TASK DESCRIPTION = Pick out every line of the entries below where "Карл" occurs, and copy those lines.

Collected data

----------------

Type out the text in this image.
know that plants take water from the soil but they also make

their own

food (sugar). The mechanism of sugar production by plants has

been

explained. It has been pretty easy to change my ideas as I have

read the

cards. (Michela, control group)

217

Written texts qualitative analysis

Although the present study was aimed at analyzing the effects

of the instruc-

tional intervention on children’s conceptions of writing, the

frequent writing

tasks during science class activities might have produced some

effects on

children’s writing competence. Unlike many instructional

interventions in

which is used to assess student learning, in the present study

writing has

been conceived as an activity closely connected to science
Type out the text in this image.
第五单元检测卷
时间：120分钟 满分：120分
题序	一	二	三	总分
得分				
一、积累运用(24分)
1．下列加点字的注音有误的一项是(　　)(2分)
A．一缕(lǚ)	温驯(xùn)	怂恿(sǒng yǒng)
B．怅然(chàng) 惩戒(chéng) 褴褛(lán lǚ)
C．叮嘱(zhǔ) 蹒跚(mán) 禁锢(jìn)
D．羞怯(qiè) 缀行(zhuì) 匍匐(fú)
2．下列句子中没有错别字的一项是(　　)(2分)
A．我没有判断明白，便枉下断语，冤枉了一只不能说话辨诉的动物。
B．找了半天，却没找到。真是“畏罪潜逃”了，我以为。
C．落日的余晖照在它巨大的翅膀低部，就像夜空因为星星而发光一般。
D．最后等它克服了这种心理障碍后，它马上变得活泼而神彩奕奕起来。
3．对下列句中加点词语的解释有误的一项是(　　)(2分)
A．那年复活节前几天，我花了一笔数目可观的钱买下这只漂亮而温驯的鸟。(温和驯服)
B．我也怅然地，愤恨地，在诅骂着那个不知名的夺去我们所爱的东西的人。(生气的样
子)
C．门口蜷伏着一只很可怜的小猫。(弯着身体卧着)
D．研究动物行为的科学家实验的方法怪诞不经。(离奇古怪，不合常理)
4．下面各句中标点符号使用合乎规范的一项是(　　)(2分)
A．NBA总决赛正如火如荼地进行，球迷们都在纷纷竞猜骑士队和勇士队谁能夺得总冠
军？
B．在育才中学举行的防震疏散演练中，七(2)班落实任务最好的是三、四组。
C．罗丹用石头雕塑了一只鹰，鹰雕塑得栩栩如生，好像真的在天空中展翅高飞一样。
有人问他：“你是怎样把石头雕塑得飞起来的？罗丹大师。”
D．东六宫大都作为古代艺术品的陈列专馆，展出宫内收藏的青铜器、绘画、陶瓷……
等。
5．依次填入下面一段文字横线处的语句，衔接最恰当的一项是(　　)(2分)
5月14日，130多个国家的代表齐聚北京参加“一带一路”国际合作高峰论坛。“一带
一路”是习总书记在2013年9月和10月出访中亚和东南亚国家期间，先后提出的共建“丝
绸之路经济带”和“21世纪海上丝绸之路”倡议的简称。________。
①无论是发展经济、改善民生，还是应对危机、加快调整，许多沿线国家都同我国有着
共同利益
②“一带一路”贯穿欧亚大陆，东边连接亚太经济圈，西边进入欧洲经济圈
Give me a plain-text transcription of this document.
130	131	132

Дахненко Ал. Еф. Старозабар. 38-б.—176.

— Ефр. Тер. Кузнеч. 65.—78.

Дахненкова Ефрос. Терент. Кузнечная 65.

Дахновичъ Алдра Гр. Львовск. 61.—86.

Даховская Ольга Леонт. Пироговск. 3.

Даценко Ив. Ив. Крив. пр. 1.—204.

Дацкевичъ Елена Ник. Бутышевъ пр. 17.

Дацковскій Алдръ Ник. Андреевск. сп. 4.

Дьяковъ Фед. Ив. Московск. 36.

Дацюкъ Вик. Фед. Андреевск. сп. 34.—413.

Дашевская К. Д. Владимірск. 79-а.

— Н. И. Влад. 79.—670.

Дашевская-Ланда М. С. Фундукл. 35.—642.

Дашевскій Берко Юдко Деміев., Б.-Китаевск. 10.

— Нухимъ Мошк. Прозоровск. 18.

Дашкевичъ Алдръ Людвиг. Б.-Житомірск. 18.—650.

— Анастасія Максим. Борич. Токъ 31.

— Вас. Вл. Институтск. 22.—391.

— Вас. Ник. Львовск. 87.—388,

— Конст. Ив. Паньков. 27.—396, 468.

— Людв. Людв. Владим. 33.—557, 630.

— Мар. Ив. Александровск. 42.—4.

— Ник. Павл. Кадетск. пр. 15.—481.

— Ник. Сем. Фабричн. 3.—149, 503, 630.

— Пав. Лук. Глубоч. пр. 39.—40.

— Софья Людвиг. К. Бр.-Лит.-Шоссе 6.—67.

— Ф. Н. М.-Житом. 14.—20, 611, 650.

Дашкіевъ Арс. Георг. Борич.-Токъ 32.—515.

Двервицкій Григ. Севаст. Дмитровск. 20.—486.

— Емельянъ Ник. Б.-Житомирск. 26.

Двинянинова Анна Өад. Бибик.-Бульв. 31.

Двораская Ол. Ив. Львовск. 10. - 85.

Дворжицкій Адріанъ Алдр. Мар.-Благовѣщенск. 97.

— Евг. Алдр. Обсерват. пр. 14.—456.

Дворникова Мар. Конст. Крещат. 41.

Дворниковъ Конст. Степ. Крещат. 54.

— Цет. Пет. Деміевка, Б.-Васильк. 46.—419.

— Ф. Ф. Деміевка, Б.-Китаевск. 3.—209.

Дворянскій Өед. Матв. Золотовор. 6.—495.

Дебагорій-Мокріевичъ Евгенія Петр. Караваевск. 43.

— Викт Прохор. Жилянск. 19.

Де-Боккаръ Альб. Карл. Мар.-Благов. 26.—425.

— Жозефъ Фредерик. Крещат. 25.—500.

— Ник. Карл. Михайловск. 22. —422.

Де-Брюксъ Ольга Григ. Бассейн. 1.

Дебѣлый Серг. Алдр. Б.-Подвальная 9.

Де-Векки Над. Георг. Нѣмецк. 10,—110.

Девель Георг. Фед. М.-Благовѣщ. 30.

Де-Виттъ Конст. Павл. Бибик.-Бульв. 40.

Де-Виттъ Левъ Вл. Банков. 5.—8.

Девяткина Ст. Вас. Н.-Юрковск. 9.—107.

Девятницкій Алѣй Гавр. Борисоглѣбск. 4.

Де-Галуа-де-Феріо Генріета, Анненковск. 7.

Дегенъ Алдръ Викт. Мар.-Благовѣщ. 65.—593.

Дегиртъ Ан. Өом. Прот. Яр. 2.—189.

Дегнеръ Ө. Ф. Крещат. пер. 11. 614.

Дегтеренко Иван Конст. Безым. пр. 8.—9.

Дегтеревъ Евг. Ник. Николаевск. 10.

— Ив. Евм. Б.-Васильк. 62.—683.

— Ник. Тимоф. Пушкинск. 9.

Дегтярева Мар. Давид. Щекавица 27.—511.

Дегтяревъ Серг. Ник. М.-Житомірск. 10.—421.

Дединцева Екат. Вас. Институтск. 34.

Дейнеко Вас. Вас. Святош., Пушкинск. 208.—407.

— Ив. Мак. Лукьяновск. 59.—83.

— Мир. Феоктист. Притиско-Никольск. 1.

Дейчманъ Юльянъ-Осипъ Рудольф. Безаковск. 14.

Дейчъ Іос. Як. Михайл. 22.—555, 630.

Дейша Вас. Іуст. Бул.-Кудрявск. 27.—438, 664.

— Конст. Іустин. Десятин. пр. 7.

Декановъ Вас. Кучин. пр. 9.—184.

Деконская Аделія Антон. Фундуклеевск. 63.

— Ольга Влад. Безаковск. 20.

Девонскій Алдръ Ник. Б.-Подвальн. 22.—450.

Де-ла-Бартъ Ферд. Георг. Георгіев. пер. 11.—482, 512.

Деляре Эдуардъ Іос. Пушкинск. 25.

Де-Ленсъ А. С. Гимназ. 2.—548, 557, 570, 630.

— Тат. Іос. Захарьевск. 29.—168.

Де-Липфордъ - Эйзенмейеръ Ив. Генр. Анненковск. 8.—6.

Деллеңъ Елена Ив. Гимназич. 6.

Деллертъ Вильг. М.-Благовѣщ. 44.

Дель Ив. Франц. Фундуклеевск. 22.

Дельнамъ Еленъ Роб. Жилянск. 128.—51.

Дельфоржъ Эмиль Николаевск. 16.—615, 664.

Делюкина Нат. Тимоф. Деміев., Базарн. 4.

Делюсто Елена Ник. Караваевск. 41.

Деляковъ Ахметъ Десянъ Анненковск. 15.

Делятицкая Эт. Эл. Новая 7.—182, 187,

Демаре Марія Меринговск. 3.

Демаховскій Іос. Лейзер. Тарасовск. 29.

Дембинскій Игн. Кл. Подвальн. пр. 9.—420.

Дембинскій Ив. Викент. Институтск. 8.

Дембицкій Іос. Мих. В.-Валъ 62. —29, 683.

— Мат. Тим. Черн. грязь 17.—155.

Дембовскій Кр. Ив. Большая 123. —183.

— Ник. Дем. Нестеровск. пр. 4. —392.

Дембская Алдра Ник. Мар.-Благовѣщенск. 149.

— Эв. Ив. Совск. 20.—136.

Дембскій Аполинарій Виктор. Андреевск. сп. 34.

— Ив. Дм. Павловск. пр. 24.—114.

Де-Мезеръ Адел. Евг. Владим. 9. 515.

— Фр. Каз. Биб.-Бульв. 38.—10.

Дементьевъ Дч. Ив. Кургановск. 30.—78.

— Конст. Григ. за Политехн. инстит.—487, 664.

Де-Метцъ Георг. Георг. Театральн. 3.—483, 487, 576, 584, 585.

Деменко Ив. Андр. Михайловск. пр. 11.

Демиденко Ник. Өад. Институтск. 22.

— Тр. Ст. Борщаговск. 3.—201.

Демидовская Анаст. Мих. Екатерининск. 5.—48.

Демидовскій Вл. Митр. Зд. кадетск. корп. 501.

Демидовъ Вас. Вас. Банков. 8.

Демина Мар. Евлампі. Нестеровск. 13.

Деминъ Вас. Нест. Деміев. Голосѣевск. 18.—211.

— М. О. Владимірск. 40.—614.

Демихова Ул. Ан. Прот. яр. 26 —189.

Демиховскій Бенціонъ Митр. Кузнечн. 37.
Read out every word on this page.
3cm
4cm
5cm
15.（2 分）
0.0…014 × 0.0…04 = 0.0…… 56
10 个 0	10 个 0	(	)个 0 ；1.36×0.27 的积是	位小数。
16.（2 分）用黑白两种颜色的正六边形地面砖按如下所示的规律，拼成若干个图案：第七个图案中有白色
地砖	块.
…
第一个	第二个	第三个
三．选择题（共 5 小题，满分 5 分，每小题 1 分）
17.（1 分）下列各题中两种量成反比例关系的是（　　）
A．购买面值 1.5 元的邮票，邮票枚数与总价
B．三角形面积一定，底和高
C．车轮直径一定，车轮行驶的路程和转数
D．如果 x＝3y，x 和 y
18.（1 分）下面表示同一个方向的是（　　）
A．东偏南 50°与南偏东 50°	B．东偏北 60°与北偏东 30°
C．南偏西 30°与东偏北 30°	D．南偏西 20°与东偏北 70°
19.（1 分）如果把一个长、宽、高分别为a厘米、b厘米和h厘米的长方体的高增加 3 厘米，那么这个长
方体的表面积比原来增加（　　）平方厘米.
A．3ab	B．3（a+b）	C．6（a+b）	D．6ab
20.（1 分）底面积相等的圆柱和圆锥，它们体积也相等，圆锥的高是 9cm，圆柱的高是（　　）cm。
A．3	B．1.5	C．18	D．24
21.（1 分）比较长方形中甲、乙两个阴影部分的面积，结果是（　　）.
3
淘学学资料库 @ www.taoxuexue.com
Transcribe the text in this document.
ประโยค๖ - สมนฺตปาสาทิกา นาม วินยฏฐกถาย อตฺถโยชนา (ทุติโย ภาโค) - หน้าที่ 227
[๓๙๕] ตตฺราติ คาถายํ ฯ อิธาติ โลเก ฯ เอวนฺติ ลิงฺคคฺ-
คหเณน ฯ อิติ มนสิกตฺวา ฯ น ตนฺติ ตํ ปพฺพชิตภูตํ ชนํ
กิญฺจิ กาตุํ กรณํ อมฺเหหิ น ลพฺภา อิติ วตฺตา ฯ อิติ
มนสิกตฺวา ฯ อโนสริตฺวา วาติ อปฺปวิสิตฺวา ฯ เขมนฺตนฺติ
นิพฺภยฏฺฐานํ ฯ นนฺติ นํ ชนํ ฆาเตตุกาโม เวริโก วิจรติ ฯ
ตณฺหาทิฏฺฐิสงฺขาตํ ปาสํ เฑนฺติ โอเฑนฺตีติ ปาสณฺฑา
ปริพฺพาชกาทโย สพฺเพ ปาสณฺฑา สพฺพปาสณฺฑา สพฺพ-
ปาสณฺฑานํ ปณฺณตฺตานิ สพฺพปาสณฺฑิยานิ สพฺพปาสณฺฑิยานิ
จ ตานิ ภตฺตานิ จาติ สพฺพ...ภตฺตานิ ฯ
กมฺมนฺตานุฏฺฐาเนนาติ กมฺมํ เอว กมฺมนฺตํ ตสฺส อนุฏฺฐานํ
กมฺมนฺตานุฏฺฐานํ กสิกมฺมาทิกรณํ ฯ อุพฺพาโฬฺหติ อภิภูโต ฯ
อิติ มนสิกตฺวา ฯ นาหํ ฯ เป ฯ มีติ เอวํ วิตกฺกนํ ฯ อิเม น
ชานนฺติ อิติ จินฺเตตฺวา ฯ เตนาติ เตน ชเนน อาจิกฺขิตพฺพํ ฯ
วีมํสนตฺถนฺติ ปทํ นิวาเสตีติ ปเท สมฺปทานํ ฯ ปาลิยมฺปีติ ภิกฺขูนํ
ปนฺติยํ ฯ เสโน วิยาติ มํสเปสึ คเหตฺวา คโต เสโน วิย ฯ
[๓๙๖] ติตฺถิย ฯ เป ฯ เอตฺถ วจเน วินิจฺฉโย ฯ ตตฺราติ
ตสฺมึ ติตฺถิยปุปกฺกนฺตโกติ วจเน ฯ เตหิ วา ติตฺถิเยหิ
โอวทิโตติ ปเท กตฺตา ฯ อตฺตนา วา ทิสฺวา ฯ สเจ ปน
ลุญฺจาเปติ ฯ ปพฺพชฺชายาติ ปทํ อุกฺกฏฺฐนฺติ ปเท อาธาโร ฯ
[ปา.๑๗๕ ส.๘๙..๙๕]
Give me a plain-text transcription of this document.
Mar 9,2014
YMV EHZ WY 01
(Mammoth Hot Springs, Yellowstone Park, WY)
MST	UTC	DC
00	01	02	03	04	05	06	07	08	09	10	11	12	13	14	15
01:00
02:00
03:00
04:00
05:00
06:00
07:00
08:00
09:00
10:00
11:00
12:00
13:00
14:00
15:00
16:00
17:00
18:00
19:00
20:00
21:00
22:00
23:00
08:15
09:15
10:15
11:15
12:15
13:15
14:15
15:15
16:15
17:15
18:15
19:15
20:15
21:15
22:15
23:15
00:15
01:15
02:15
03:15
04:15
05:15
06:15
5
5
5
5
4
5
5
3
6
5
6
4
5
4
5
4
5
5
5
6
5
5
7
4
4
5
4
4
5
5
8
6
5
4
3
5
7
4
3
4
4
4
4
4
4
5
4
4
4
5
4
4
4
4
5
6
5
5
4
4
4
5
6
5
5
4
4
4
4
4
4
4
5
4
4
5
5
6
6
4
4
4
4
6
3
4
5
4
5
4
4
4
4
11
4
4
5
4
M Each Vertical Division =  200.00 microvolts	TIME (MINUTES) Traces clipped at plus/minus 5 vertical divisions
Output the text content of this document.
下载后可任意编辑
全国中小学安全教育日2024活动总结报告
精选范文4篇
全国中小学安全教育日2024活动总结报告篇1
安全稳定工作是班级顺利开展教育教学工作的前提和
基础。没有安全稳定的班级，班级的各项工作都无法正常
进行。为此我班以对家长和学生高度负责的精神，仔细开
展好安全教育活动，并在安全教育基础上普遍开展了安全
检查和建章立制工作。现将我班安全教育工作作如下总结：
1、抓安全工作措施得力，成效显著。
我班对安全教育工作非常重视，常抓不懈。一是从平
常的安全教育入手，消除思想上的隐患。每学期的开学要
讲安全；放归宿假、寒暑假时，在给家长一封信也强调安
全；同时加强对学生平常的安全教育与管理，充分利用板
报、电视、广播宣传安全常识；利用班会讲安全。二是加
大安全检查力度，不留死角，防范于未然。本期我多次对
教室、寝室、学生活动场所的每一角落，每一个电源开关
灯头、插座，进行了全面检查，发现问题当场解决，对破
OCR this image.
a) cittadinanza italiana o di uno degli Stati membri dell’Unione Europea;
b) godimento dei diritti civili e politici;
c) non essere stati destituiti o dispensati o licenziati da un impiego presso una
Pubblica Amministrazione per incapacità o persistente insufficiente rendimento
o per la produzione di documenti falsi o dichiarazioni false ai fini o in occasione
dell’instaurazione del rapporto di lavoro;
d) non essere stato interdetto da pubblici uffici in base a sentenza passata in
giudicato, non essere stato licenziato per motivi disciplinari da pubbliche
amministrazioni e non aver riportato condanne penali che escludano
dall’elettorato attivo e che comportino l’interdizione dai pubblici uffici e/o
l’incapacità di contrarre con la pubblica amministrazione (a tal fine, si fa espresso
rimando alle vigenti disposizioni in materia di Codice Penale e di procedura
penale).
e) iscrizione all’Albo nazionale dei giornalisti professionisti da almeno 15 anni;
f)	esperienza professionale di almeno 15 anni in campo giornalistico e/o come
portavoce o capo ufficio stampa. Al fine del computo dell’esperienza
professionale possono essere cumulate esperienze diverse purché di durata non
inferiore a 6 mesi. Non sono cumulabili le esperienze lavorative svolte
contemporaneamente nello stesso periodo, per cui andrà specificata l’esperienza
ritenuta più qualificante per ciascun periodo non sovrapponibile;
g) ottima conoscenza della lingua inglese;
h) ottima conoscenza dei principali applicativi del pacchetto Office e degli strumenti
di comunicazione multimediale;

----------------

REPLY TO THE TASK =
Де-Боккаръ Альб. Карл. Мар.-Благов. 26.—425.
— Ник. Карл. Михайловск. 22. —422.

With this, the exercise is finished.